MultiBallのADSRはシンセサイザーなどのそれと全く同じように動作します。Lemurを触ると、ボールの明るさはAttackで設定した時間をかけて徐々にフェード・インし、Sustainレベルまで一定時間をかけてDecayし、指を離せばReleaseタイムに従ってフェード・アウトします。

ADSRエンベロープに対応したオブジェクト(現状はMultiBallとPadのみ)はHoldパラメータも設定できます。サスティーン・ペダルと同じように働き、その値が1である間はオブジェクトの状態を凍結します。Holdパラメータを他のオブジェクトの状態で操作すると面白い効果が得られますが、そのような用法については後ほど解説します。



上図は明るさのADSRの一例です。エンベロープを使用するためには、Ephemeralモードがオンになっている必要がありますのでご留意ください。Ephemeralモードでは、ボールはLemurをタッチしたときに現れ、指を離すと消滅します。

ソフトウェア側のパラメータがいくつかの値にクォンタイズされているなど、オブジェクトの解像度をフルに使いたくない場合もあるでしょう。変数や数式を利用すればOSCやMIDIで送られるデータをクォンタイズすることがは可能ですが、それだけだとオブジェクトの動きにクォンタイズ結果のステップは反映されません。
====================
- **課題の指示**
1. 抜粋のうち、「MultiBallのADSR」から「については後ほど解説します。」までの部分を、一字一句変えずに書き写してください。
2. 抜粋に基づき、次の問いに答えてください。
(a) 現状でHoldパラメータを設定できるオブジェクトは何ですか。
(b) エンベロープを使用するためには、どのモードがオンになっている必要がありますか。
(c) 指を離したとき、ボールの明るさはどのように変化しますか。
この一覧は、上の抜粋とは別の出典から取られたものです。

データセットの項目
====================
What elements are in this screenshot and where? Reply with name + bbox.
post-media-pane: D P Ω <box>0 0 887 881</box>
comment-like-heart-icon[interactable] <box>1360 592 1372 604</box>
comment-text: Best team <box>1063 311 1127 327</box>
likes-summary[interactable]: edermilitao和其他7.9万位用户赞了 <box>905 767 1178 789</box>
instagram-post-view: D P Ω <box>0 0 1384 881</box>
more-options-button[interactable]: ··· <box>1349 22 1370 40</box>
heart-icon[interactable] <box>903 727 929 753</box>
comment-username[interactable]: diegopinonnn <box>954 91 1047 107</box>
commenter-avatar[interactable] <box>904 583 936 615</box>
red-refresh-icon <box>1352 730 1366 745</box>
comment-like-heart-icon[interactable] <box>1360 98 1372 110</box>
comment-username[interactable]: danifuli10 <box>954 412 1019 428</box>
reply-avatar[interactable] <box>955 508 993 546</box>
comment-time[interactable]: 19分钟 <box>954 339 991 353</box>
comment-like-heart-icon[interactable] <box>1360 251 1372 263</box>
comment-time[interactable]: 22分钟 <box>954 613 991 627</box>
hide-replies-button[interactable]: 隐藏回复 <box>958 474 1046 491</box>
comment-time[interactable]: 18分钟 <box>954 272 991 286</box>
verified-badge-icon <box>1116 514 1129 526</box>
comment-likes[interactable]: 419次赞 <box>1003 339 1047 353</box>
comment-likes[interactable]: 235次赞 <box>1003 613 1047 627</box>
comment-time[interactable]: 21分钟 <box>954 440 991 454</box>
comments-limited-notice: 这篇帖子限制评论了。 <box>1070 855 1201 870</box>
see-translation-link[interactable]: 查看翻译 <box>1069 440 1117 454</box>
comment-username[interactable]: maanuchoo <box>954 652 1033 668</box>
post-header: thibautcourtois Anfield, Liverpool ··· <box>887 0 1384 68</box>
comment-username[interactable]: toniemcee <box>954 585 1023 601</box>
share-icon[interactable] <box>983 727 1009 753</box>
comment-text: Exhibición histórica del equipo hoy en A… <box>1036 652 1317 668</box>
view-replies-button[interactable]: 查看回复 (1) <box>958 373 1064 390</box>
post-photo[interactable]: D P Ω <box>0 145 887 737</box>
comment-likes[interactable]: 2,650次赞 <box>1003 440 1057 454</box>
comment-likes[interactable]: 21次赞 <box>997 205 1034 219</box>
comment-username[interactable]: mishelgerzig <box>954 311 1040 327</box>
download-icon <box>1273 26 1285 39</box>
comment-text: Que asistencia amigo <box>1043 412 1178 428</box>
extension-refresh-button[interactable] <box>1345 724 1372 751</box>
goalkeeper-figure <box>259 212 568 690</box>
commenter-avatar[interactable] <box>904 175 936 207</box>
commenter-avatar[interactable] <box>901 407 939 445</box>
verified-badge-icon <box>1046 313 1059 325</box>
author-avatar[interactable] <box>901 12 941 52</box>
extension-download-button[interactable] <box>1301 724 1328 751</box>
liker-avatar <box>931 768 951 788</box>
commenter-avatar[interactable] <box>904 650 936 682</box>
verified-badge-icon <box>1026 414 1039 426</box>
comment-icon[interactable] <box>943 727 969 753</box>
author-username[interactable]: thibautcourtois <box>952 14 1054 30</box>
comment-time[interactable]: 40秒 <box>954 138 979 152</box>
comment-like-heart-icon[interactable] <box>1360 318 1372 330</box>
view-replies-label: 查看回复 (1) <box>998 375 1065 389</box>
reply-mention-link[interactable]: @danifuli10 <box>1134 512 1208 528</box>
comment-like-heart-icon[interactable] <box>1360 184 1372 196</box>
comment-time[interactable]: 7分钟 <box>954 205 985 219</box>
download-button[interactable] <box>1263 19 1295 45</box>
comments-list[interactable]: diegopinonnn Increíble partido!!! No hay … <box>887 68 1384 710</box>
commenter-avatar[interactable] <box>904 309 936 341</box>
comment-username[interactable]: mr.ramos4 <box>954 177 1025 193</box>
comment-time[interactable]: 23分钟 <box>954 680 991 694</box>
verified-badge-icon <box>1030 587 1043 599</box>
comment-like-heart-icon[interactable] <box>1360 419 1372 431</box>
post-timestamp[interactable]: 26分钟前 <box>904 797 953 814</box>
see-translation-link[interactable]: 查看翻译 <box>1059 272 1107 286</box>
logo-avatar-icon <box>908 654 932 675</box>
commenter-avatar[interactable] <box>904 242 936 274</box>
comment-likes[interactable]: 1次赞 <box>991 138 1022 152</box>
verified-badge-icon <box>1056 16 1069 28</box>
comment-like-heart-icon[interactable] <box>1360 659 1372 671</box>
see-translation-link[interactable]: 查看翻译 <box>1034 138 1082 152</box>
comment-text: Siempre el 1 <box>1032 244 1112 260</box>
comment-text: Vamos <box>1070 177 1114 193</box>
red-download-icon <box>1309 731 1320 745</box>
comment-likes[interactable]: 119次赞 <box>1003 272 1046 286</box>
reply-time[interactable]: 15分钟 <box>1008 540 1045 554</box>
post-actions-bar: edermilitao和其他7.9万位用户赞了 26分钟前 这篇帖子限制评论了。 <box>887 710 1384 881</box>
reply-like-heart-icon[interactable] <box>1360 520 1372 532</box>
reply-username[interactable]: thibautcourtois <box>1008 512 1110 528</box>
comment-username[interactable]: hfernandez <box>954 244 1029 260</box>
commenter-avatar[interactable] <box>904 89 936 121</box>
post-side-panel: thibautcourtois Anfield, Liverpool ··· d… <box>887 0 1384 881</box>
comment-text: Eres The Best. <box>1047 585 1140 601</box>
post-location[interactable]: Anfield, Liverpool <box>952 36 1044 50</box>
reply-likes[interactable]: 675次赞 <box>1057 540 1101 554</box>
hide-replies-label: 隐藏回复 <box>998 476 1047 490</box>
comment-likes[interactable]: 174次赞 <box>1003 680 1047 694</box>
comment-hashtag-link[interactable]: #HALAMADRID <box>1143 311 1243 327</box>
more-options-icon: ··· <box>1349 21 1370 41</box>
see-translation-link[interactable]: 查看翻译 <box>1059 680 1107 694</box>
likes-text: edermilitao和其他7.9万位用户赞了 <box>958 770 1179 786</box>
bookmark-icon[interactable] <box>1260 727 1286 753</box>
====================
- **課題の解答**
1.
MultiBallのADSRはシンセサイザーなどのそれと全く同じように動作します。Lemurを触ると、ボールの明るさはAttackで設定した時間をかけて徐々にフェード・インし、Sustainレベルまで一定時間をかけてDecayし、指を離せばReleaseタイムに従ってフェード・アウトします。

ADSRエンベロープに対応したオブジェクト(現状はMultiBallとPadのみ)はHoldパラメータも設定できます。サスティーン・ペダルと同じように働き、その値が1である間はオブジェクトの状態を凍結します。Holdパラメータを他のオブジェクトの状態で操作すると面白い効果が得られますが、そのような用法については後ほど解説します。

2.
(a) MultiBallとPadです。
(b) Ephemeralモードです。
(c) Releaseタイムに従ってフェード・アウトします。